En l’espèce, un défunt laisse pour lui succéder le 27 juin 2013 son épouse et ses deux enfants issus d’un précédent mariage. Par acte du 2 mai 2013 contenant un pacte tontinier, il avait acquis un appartement avec son épouse. Des difficultés surviennent lors des opérations de partage de la succession.
L’arrêt d’appel (CA Colmar, 19 déc. 2019) ordonne le rapport à la succession de la donation déguisée au profit de l’épouse, constituée par le pacte tontinier compris dans l’acte d’achat de l’appartement.
La Cour de cassation approuve la cour d’appel.

Données:
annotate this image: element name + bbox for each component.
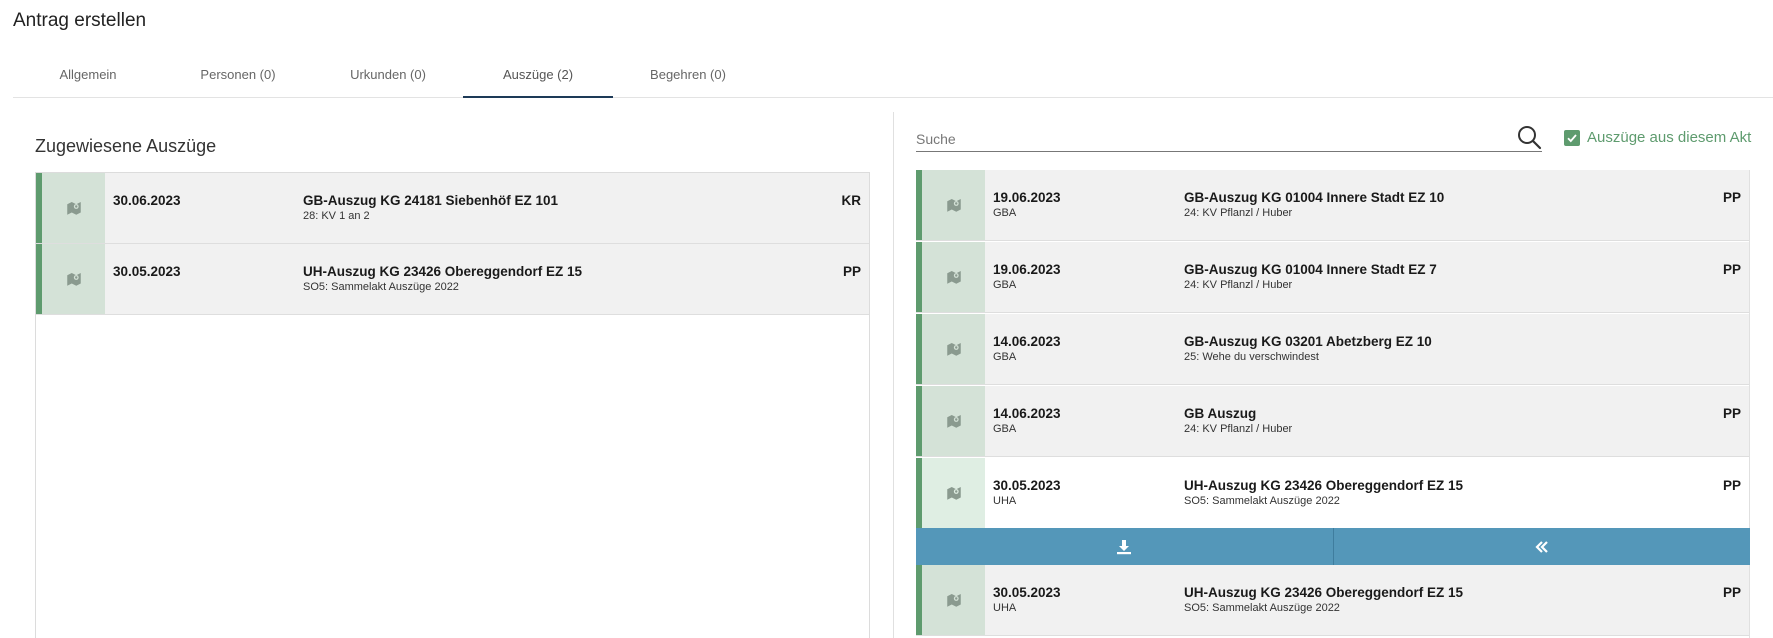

Consigne:
Reprenez, s'il vous plaît, le texte sur le pacte tontinier et le partage de la succession à partir de sa dernière phrase.

Réponse attendue:
Selon l’article 758-6 du Code civil, les libéralités reçues du défunt par le conjoint survivant s’imputent sur les droits de celui-ci dans la succession. Lorsque les libéralités ainsi reçues sont inférieures aux droits définis aux articles 757 et 757-1, le conjoint survivant peut en réclamer le complément, sans jamais recevoir une portion des biens supérieure à la quotité définie à l’article 1094-1. Aussi, il résulte de la combinaison des articles 758-5 et 758-6 du Code civil que le conjoint survivant est tenu à un rapport spécial en moins prenant des libéralités reçues par lui du défunt dans les conditions définies à l’article 758-6. La cour d’appel ayant retenu que le pacte tontinier compris dans l’acte d’achat de l’appartement constituait une donation déguisée du défunt en faveur de son épouse, il s’ensuit que cette donation est soumise au rapport dans les limites et selon les modalités prévues à l’article 758-6 du Code civil.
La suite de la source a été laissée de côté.